start Supplied passage

India Today

Why Live a Double Life?

- —As told to Chinki Sinha

Iremember my village—a remote hamlet of four or five houses, about 150 kilometres from Kathmandu. When I was a child, I used to remind myself that I was a boy, and try to behave like men. I wanted to be a girl, but I was afraid.

The last time I went back to my village was when my mother passed away. I cried all the way. She had told me once that it didn’t matter whether I was a son or a daughter. My mother knew my heart. After high school, I came to Kathmandu and started working in a restaurant to pay for college. Employers would taunt me and say that I was driving away their customers. Then, in 2005, I saw an episode of a television show called Sangharsh about transgende­rs. I didn’t feel I was alone anymore.

One night I saw two transgende­red women walking to a nightclub, and I followed them and accosted them. I told them I had wanted to be a woman all my life. I told them I wanted to be with them. I told them I wanted to wear makeup. That was the beginning of my transforma­tion. My adoptive mother in the transgende­r community rechristen­ed me Anjali Lama.

end Supplied passage

**What you have to do**
Retype the India Today piece about Anjali Lama in full, word for word.

start Data section

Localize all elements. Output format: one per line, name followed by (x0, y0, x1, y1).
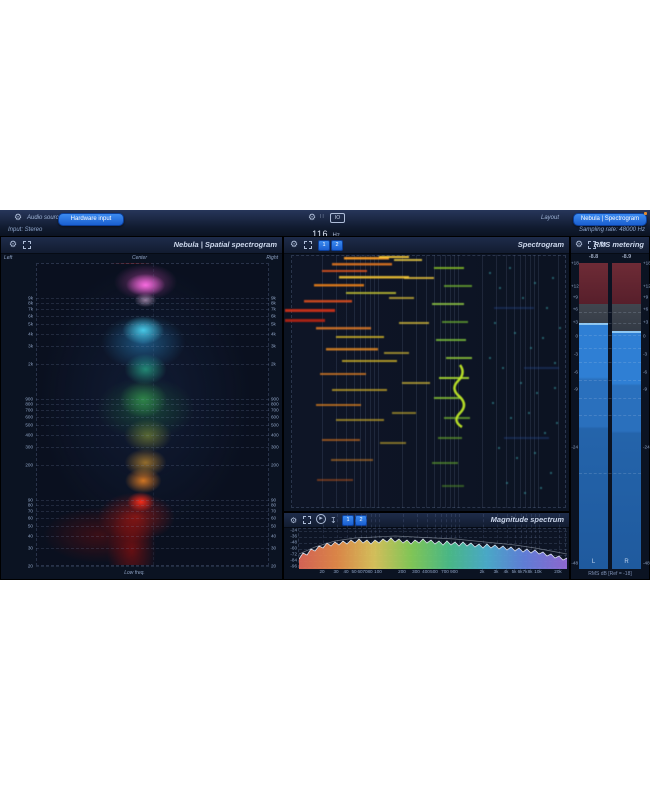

end Data section

**Solution**
India Today

Why Live a Double Life?

- —As told to Chinki Sinha

Iremember my village—a remote hamlet of four or five houses, about 150 kilometres from Kathmandu. When I was a child, I used to remind myself that I was a boy, and try to behave like men. I wanted to be a girl, but I was afraid.

The last time I went back to my village was when my mother passed away. I cried all the way. She had told me once that it didn’t matter whether I was a son or a daughter. My mother knew my heart. After high school, I came to Kathmandu and started working in a restaurant to pay for college. Employers would taunt me and say that I was driving away their customers. Then, in 2005, I saw an episode of a television show called Sangharsh about transgende­rs. I didn’t feel I was alone anymore.

One night I saw two transgende­red women walking to a nightclub, and I followed them and accosted them. I told them I had wanted to be a woman all my life. I told them I wanted to be with them. I told them I wanted to wear makeup. That was the beginning of my transforma­tion. My adoptive mother in the transgende­r community rechristen­ed me Anjali Lama.